## THE TASK
Scan the records for the word "tomar". Copy each line that includes it.

(RECORDED INFORMATION)

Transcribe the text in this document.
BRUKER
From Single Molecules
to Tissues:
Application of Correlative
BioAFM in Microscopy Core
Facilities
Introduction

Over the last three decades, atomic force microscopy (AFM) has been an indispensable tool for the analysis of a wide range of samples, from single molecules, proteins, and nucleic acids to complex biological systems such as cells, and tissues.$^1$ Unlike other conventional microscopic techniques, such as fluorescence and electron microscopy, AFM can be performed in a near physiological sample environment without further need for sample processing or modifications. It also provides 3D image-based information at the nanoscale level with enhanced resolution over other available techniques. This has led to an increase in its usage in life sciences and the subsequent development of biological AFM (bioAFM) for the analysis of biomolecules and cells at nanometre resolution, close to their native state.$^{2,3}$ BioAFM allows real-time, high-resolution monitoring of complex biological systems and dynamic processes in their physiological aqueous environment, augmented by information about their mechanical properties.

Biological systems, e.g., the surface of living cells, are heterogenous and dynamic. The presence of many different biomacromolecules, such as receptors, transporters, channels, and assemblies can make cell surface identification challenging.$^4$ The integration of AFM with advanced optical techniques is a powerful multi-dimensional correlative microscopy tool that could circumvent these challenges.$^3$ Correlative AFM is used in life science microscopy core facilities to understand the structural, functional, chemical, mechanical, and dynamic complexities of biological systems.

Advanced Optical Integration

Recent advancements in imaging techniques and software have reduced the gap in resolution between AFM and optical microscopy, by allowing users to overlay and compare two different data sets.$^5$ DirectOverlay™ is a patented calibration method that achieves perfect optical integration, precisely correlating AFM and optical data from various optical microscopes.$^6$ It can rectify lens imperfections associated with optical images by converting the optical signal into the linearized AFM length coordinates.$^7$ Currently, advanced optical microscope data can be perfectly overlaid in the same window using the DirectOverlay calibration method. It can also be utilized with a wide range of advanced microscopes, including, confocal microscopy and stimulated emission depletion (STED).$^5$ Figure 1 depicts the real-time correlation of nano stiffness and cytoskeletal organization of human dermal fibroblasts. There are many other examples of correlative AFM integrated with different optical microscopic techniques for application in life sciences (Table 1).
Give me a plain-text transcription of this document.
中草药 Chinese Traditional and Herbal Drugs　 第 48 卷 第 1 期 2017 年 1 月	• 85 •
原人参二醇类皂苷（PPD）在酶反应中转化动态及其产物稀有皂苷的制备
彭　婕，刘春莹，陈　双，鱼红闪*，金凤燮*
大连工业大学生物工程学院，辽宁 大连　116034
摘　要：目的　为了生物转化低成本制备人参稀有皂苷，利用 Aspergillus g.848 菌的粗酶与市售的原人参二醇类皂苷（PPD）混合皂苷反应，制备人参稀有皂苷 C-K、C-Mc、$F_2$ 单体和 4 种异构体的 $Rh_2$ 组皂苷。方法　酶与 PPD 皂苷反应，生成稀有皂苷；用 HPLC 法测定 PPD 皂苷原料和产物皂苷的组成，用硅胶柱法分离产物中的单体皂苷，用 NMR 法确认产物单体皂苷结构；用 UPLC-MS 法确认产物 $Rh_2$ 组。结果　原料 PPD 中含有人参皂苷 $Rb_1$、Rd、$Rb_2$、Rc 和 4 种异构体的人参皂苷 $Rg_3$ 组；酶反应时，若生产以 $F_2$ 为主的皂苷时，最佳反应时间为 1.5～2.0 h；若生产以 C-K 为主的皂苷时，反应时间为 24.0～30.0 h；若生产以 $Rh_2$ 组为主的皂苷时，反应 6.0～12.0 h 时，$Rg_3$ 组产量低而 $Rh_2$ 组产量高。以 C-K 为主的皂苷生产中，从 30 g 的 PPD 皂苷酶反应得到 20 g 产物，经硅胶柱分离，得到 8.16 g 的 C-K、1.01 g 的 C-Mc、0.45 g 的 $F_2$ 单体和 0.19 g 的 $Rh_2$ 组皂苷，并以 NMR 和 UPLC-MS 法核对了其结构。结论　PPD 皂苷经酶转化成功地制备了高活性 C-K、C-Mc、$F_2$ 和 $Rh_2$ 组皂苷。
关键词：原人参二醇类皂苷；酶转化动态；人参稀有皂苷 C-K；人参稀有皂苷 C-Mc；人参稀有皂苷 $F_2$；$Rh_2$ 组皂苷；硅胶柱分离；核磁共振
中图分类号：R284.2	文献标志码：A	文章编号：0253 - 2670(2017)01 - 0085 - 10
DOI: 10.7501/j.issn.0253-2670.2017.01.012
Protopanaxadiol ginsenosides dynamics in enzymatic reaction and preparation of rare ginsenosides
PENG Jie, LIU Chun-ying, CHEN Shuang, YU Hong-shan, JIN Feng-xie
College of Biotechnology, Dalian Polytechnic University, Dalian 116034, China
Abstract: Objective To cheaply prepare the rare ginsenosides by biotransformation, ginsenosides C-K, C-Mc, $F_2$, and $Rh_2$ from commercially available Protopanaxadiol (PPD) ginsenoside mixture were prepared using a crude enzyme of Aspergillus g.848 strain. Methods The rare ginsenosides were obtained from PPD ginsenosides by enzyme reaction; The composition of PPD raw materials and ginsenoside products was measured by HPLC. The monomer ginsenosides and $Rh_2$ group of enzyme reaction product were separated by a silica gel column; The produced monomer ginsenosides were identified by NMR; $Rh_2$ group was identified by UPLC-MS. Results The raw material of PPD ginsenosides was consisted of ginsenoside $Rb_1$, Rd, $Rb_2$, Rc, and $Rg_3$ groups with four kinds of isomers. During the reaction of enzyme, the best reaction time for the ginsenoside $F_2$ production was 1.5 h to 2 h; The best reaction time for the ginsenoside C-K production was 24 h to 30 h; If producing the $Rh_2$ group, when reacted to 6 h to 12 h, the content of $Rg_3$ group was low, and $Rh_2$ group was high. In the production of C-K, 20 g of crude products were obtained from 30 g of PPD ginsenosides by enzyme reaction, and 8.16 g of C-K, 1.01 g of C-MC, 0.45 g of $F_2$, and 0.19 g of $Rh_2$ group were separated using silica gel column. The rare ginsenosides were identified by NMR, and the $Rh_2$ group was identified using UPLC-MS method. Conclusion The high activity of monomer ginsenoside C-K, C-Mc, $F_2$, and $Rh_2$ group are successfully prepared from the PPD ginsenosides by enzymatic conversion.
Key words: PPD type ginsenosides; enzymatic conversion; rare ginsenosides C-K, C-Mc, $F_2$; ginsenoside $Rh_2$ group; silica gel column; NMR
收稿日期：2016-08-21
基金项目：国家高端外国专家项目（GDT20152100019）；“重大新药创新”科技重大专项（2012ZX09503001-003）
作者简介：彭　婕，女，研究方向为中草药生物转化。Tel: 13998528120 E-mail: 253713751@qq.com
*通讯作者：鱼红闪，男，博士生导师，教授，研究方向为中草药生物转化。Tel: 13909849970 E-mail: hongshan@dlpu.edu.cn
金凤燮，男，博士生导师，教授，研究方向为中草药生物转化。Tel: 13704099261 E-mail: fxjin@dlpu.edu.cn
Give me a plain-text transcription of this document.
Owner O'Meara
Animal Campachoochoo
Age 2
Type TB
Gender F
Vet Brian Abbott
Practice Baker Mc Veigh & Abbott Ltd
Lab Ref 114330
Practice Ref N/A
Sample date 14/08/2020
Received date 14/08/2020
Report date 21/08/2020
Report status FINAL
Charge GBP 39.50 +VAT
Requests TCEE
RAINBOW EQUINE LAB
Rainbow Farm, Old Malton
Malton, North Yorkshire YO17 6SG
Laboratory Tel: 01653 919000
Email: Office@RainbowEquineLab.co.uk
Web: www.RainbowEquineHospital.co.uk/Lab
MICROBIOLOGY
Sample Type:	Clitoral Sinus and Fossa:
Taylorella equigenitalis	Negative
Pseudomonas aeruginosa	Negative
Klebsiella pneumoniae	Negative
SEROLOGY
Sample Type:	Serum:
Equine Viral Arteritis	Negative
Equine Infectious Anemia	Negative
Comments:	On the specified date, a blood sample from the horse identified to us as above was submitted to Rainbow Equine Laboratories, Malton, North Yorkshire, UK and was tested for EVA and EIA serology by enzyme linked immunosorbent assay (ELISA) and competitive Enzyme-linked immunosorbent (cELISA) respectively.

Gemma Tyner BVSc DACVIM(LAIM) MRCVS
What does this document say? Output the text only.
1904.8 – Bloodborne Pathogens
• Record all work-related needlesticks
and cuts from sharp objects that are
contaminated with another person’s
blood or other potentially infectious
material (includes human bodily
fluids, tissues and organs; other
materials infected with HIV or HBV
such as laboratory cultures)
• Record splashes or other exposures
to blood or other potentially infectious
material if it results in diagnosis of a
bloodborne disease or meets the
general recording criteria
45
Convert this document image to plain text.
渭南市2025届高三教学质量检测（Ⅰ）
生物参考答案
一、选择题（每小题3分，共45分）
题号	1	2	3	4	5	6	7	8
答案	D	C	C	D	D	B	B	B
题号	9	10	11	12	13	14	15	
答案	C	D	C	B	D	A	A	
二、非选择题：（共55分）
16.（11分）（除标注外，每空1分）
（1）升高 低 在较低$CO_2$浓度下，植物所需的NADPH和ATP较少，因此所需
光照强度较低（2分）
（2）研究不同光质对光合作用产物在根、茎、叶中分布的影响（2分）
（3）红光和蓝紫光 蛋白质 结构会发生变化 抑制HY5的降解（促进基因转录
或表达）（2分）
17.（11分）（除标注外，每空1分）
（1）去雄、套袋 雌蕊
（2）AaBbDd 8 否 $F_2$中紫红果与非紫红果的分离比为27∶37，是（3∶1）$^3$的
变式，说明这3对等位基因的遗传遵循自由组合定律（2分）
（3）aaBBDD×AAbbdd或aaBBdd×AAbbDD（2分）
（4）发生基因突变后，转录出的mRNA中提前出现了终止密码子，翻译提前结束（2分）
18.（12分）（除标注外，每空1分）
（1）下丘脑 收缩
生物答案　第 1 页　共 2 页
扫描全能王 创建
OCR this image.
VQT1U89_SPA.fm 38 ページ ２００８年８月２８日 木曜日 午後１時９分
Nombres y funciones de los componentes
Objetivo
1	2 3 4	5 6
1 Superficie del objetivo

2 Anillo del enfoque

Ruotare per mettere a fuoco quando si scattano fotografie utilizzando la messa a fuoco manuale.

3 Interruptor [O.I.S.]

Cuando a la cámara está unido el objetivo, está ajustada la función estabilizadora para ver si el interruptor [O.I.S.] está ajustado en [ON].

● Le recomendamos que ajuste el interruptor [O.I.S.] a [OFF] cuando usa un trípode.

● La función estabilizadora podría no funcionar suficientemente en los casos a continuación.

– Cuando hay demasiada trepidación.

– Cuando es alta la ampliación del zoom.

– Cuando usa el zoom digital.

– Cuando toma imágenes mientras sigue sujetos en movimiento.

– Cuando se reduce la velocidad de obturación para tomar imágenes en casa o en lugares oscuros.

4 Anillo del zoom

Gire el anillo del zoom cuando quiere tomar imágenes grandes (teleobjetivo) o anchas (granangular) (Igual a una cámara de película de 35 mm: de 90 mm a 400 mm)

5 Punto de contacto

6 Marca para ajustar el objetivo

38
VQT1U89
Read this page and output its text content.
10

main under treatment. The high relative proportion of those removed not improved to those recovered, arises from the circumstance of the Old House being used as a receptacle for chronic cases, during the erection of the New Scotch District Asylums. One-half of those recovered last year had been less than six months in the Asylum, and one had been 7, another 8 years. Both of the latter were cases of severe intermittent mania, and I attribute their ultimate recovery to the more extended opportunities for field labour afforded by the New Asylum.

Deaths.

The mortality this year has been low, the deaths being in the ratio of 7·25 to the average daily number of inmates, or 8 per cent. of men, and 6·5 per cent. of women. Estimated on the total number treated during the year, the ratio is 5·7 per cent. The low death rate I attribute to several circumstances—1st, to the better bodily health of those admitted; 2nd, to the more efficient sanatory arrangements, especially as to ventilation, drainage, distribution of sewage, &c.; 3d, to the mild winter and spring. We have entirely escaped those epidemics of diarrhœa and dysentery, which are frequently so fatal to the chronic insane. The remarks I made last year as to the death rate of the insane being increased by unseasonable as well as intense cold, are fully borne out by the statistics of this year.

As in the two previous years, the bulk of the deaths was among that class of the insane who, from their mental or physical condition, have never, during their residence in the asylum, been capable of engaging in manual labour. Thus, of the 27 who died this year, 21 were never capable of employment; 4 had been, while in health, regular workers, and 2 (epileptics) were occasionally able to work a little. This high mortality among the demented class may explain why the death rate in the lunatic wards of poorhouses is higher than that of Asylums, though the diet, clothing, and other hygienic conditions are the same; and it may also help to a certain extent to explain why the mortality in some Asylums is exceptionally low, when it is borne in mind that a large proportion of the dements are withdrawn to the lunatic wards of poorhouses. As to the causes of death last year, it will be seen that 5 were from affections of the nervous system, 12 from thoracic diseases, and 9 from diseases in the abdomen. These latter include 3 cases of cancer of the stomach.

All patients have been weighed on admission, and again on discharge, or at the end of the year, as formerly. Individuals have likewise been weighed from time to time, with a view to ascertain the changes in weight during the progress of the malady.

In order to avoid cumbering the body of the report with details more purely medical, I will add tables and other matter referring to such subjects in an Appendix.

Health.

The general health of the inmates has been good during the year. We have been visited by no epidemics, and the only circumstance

(End RECORDED INFORMATION)

## RESULT
– Cuando se reduce la velocidad de obturación para tomar imágenes en casa o en lugares oscuros.
Gire el anillo del zoom cuando quiere tomar imágenes grandes (teleobjetivo) o anchas (granangular) (Igual a una cámara de película de 35 mm: de 90 mm a 400 mm)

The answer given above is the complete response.